• Problem to solve: Without including any pictures, write out all the entries exactly.
——————————
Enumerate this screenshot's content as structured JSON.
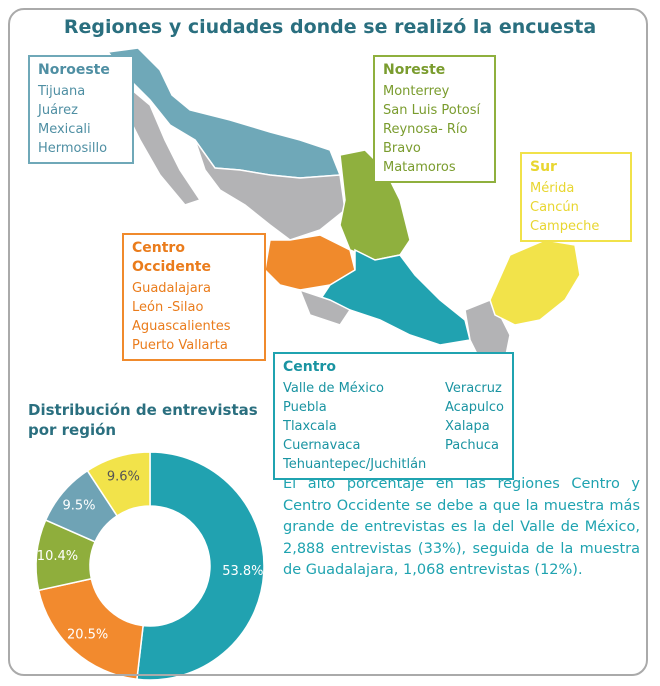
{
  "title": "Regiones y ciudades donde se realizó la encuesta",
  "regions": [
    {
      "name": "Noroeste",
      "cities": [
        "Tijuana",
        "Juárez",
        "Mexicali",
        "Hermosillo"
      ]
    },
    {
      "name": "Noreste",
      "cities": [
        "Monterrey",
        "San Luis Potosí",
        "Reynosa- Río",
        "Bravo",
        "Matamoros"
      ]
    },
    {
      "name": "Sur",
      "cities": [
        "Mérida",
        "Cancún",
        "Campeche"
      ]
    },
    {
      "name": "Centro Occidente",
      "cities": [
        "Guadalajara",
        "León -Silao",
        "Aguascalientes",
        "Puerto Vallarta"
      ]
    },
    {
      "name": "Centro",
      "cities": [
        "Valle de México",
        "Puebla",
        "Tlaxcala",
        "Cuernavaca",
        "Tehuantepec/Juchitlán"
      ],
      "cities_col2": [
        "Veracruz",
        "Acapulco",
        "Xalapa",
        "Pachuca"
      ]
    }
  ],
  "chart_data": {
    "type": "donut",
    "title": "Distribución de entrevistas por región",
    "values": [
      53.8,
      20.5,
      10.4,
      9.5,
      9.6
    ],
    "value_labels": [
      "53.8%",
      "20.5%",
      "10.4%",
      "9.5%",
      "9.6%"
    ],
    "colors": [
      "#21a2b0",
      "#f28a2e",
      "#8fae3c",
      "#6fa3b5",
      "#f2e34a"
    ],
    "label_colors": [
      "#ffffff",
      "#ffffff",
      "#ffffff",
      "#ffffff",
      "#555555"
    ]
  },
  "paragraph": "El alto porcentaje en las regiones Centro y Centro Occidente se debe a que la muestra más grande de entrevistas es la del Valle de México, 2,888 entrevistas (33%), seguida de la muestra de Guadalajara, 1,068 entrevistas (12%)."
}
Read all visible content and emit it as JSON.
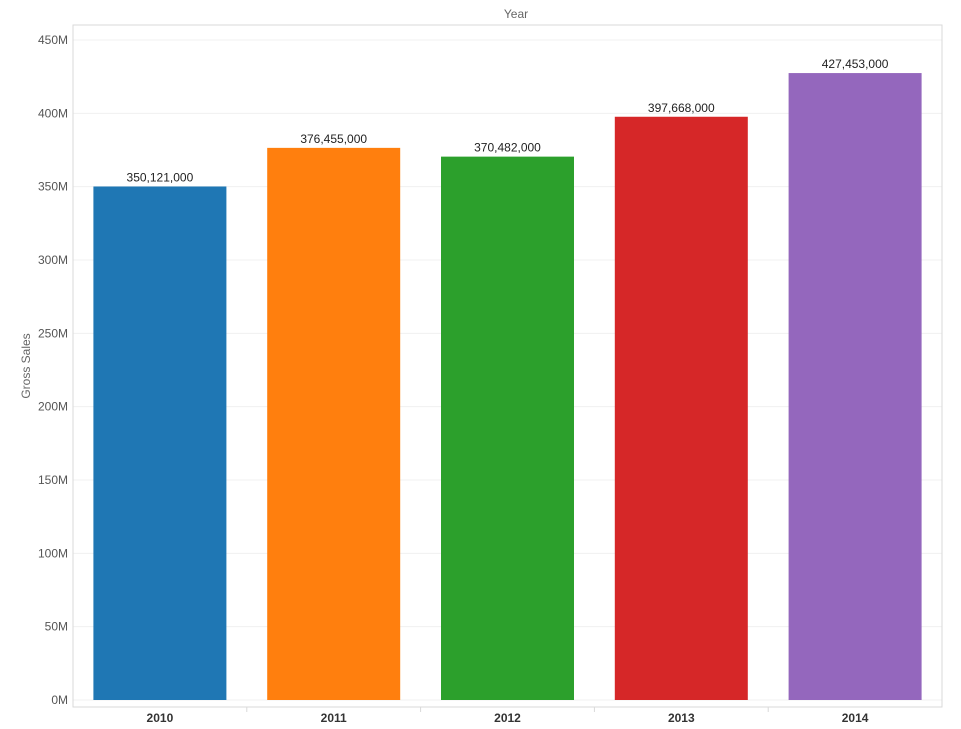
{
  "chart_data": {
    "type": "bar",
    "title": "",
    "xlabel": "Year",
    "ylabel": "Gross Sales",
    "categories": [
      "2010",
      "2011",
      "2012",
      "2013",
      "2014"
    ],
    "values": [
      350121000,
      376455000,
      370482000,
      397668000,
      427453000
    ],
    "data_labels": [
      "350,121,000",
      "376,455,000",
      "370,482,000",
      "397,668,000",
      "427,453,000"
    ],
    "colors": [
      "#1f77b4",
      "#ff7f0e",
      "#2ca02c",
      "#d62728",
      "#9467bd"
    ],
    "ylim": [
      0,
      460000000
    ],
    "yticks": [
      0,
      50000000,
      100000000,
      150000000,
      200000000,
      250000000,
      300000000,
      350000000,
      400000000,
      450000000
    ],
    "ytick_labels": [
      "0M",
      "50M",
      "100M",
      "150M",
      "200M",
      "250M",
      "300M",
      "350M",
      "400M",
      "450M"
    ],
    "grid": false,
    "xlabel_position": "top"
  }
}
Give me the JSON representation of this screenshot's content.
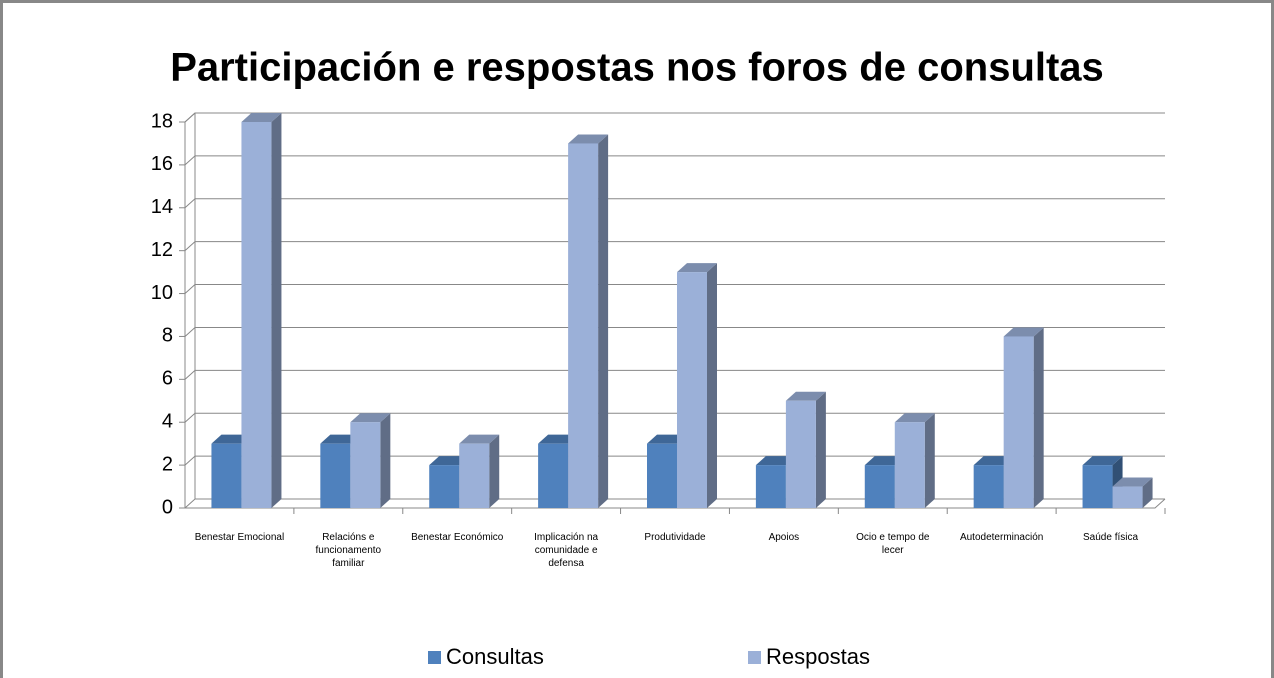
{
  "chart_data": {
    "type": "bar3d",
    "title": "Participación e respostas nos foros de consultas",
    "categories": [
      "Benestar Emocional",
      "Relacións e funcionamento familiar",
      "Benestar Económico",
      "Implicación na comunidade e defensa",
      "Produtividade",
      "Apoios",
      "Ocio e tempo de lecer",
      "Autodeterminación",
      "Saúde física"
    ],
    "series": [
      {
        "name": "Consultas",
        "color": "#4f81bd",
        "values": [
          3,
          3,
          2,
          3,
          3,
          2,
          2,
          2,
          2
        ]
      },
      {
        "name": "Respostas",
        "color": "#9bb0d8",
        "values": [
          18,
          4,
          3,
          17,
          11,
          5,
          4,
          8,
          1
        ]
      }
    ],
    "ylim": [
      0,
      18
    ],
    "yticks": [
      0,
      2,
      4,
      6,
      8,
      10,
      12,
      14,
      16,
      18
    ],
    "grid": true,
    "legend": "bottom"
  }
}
——————————
• Result:
Enumerate this screenshot's content as structured JSON.
{
  "title": "Regiones y ciudades donde se realizó la encuesta",
  "regions": [
    {
      "name": "Noroeste",
      "cities": [
        "Tijuana",
        "Juárez",
        "Mexicali",
        "Hermosillo"
      ]
    },
    {
      "name": "Noreste",
      "cities": [
        "Monterrey",
        "San Luis Potosí",
        "Reynosa- Río",
        "Bravo",
        "Matamoros"
      ]
    },
    {
      "name": "Sur",
      "cities": [
        "Mérida",
        "Cancún",
        "Campeche"
      ]
    },
    {
      "name": "Centro Occidente",
      "cities": [
        "Guadalajara",
        "León -Silao",
        "Aguascalientes",
        "Puerto Vallarta"
      ]
    },
    {
      "name": "Centro",
      "cities": [
        "Valle de México",
        "Puebla",
        "Tlaxcala",
        "Cuernavaca",
        "Tehuantepec/Juchitlán"
      ],
      "cities_col2": [
        "Veracruz",
        "Acapulco",
        "Xalapa",
        "Pachuca"
      ]
    }
  ],
  "chart_data": {
    "type": "donut",
    "title": "Distribución de entrevistas por región",
    "values": [
      53.8,
      20.5,
      10.4,
      9.5,
      9.6
    ],
    "value_labels": [
      "53.8%",
      "20.5%",
      "10.4%",
      "9.5%",
      "9.6%"
    ],
    "colors": [
      "#21a2b0",
      "#f28a2e",
      "#8fae3c",
      "#6fa3b5",
      "#f2e34a"
    ],
    "label_colors": [
      "#ffffff",
      "#ffffff",
      "#ffffff",
      "#ffffff",
      "#555555"
    ]
  },
  "paragraph": "El alto porcentaje en las regiones Centro y Centro Occidente se debe a que la muestra más grande de entrevistas es la del Valle de México, 2,888 entrevistas (33%), seguida de la muestra de Guadalajara, 1,068 entrevistas (12%)."
}
Read all visible content and emit it as JSON.
{
  "chart_data": {
    "type": "bar",
    "title": "",
    "xlabel": "Year",
    "ylabel": "Gross Sales",
    "categories": [
      "2010",
      "2011",
      "2012",
      "2013",
      "2014"
    ],
    "values": [
      350121000,
      376455000,
      370482000,
      397668000,
      427453000
    ],
    "data_labels": [
      "350,121,000",
      "376,455,000",
      "370,482,000",
      "397,668,000",
      "427,453,000"
    ],
    "colors": [
      "#1f77b4",
      "#ff7f0e",
      "#2ca02c",
      "#d62728",
      "#9467bd"
    ],
    "ylim": [
      0,
      460000000
    ],
    "yticks": [
      0,
      50000000,
      100000000,
      150000000,
      200000000,
      250000000,
      300000000,
      350000000,
      400000000,
      450000000
    ],
    "ytick_labels": [
      "0M",
      "50M",
      "100M",
      "150M",
      "200M",
      "250M",
      "300M",
      "350M",
      "400M",
      "450M"
    ],
    "grid": false,
    "xlabel_position": "top"
  }
}
Give me the JSON representation of this screenshot's content.
{
  "chart_data": {
    "type": "bar3d",
    "title": "Participación e respostas nos foros de consultas",
    "categories": [
      "Benestar Emocional",
      "Relacións e funcionamento familiar",
      "Benestar Económico",
      "Implicación na comunidade e defensa",
      "Produtividade",
      "Apoios",
      "Ocio e tempo de lecer",
      "Autodeterminación",
      "Saúde física"
    ],
    "series": [
      {
        "name": "Consultas",
        "color": "#4f81bd",
        "values": [
          3,
          3,
          2,
          3,
          3,
          2,
          2,
          2,
          2
        ]
      },
      {
        "name": "Respostas",
        "color": "#9bb0d8",
        "values": [
          18,
          4,
          3,
          17,
          11,
          5,
          4,
          8,
          1
        ]
      }
    ],
    "ylim": [
      0,
      18
    ],
    "yticks": [
      0,
      2,
      4,
      6,
      8,
      10,
      12,
      14,
      16,
      18
    ],
    "grid": true,
    "legend": "bottom"
  }
}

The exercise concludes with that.